Written instruction ::
Set down all of the data that follows word for word, without the images.

Provided records ::
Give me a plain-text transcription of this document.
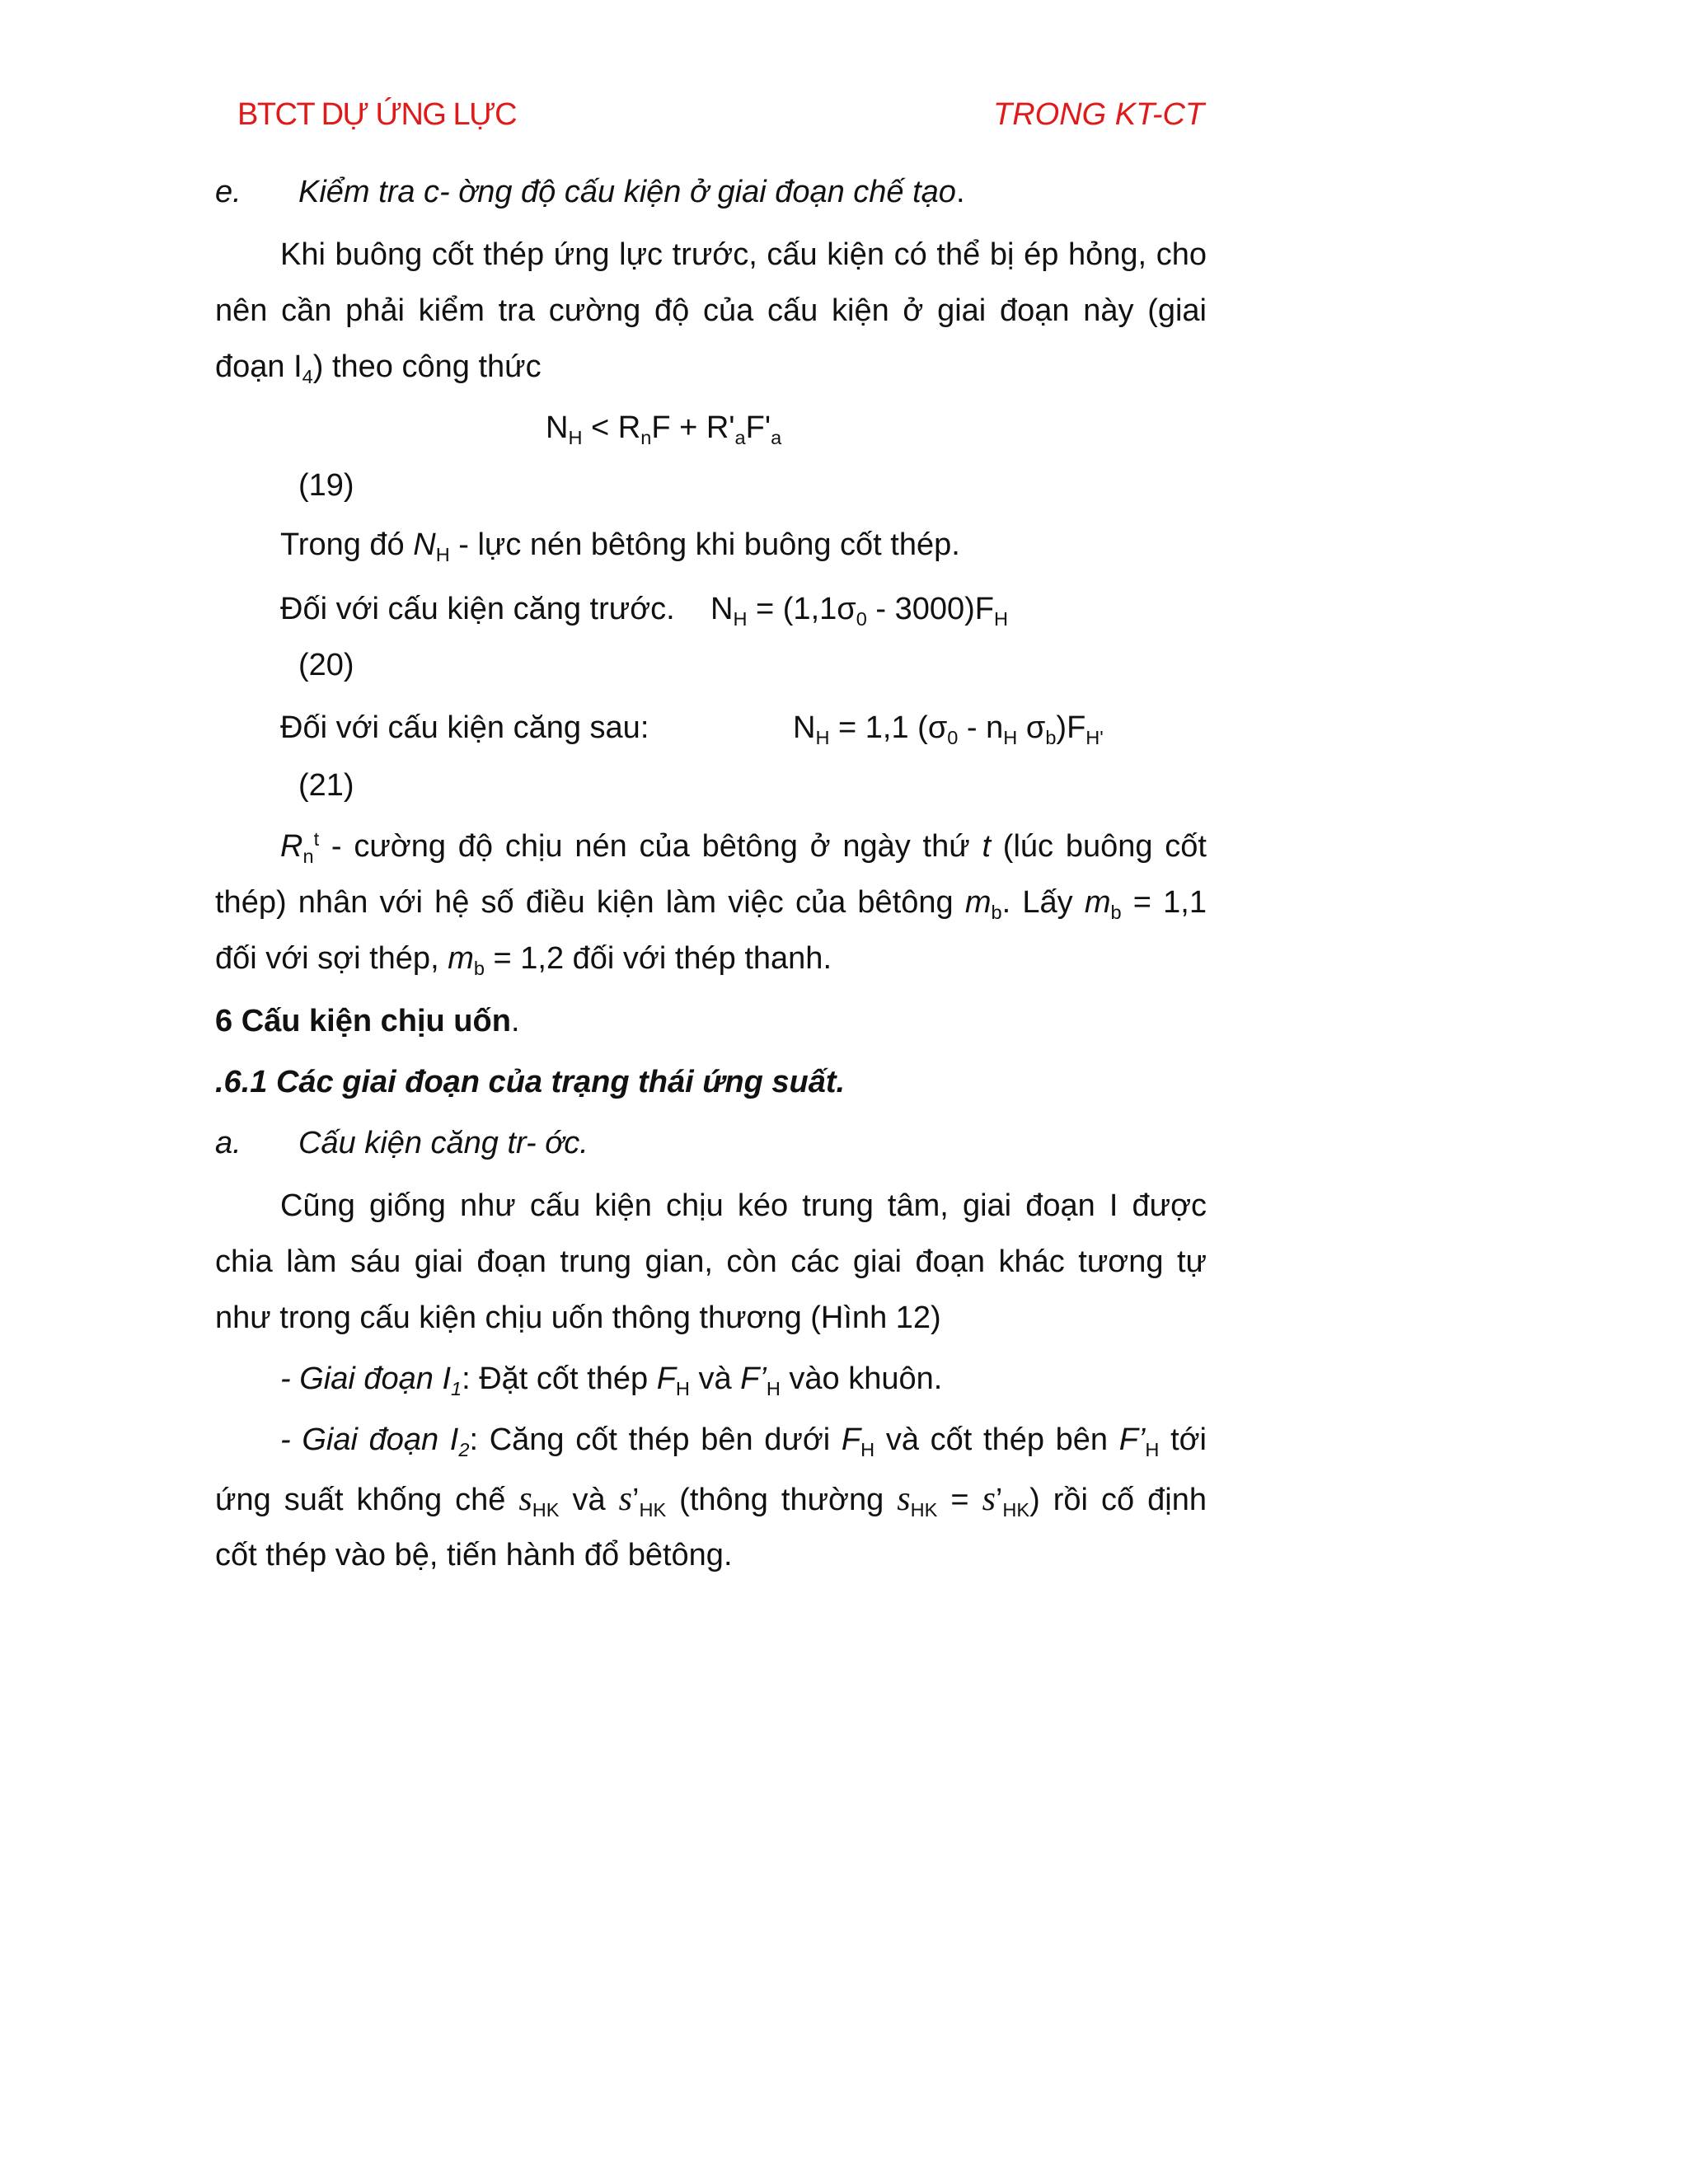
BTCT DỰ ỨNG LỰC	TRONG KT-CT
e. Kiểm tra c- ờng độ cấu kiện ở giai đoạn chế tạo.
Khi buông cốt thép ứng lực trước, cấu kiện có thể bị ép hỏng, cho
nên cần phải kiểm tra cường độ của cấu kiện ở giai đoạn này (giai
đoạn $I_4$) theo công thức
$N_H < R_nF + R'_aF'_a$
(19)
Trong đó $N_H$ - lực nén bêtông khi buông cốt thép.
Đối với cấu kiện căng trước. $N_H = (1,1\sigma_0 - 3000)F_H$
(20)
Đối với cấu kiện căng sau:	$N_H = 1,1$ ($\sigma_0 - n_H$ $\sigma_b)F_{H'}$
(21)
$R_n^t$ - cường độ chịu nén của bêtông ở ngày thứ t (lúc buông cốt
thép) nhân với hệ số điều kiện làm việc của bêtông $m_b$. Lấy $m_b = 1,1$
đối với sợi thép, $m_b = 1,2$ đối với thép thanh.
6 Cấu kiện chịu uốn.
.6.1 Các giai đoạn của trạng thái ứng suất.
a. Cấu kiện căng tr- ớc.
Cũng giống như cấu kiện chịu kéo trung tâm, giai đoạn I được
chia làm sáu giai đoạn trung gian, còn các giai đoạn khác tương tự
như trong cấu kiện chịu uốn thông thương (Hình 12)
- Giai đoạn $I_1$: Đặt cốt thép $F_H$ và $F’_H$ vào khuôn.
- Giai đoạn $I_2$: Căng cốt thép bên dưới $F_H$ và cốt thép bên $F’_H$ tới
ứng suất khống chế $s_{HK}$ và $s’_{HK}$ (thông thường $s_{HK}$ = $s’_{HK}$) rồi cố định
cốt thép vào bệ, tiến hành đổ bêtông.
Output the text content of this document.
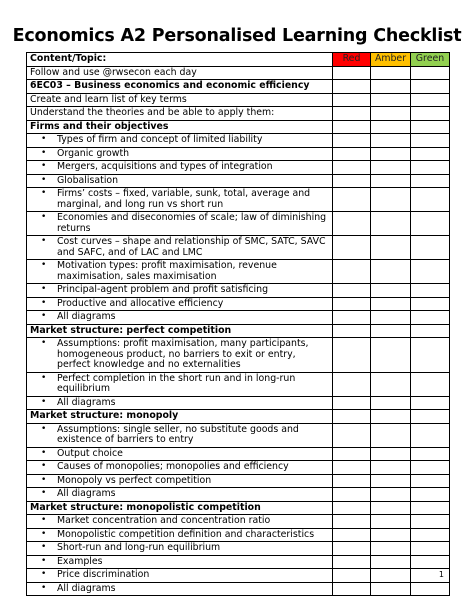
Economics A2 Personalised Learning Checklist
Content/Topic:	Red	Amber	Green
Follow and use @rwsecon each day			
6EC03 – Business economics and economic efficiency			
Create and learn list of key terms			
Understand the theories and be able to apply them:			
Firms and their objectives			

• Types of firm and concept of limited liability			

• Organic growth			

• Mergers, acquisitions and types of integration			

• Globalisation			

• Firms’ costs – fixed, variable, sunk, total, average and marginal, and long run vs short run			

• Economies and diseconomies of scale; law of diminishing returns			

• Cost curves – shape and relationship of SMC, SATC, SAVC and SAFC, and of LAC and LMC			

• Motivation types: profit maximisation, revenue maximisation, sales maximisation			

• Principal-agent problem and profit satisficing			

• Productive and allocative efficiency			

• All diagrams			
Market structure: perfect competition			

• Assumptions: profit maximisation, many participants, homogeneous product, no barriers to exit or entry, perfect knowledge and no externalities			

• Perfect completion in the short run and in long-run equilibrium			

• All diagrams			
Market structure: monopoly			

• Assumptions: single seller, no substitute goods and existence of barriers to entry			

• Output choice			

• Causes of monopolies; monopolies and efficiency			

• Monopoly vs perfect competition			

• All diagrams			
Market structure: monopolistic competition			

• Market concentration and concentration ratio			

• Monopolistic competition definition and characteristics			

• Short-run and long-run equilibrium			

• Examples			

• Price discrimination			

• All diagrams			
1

Finished exercise ::
Give me a plain-text transcription of this document.
BTCT DỰ ỨNG LỰC	TRONG KT-CT
e. Kiểm tra c- ờng độ cấu kiện ở giai đoạn chế tạo.
Khi buông cốt thép ứng lực trước, cấu kiện có thể bị ép hỏng, cho
nên cần phải kiểm tra cường độ của cấu kiện ở giai đoạn này (giai
đoạn $I_4$) theo công thức
$N_H < R_nF + R'_aF'_a$
(19)
Trong đó $N_H$ - lực nén bêtông khi buông cốt thép.
Đối với cấu kiện căng trước. $N_H = (1,1\sigma_0 - 3000)F_H$
(20)
Đối với cấu kiện căng sau:	$N_H = 1,1$ ($\sigma_0 - n_H$ $\sigma_b)F_{H'}$
(21)
$R_n^t$ - cường độ chịu nén của bêtông ở ngày thứ t (lúc buông cốt
thép) nhân với hệ số điều kiện làm việc của bêtông $m_b$. Lấy $m_b = 1,1$
đối với sợi thép, $m_b = 1,2$ đối với thép thanh.
6 Cấu kiện chịu uốn.
.6.1 Các giai đoạn của trạng thái ứng suất.
a. Cấu kiện căng tr- ớc.
Cũng giống như cấu kiện chịu kéo trung tâm, giai đoạn I được
chia làm sáu giai đoạn trung gian, còn các giai đoạn khác tương tự
như trong cấu kiện chịu uốn thông thương (Hình 12)
- Giai đoạn $I_1$: Đặt cốt thép $F_H$ và $F’_H$ vào khuôn.
- Giai đoạn $I_2$: Căng cốt thép bên dưới $F_H$ và cốt thép bên $F’_H$ tới
ứng suất khống chế $s_{HK}$ và $s’_{HK}$ (thông thường $s_{HK}$ = $s’_{HK}$) rồi cố định
cốt thép vào bệ, tiến hành đổ bêtông.
Output the text content of this document.
Economics A2 Personalised Learning Checklist
Content/Topic:	Red	Amber	Green
Follow and use @rwsecon each day			
6EC03 – Business economics and economic efficiency			
Create and learn list of key terms			
Understand the theories and be able to apply them:			
Firms and their objectives			

• Types of firm and concept of limited liability			

• Organic growth			

• Mergers, acquisitions and types of integration			

• Globalisation			

• Firms’ costs – fixed, variable, sunk, total, average and marginal, and long run vs short run			

• Economies and diseconomies of scale; law of diminishing returns			

• Cost curves – shape and relationship of SMC, SATC, SAVC and SAFC, and of LAC and LMC			

• Motivation types: profit maximisation, revenue maximisation, sales maximisation			

• Principal-agent problem and profit satisficing			

• Productive and allocative efficiency			

• All diagrams			
Market structure: perfect competition			

• Assumptions: profit maximisation, many participants, homogeneous product, no barriers to exit or entry, perfect knowledge and no externalities			

• Perfect completion in the short run and in long-run equilibrium			

• All diagrams			
Market structure: monopoly			

• Assumptions: single seller, no substitute goods and existence of barriers to entry			

• Output choice			

• Causes of monopolies; monopolies and efficiency			

• Monopoly vs perfect competition			

• All diagrams			
Market structure: monopolistic competition			

• Market concentration and concentration ratio			

• Monopolistic competition definition and characteristics			

• Short-run and long-run equilibrium			

• Examples			

• Price discrimination			

• All diagrams			
1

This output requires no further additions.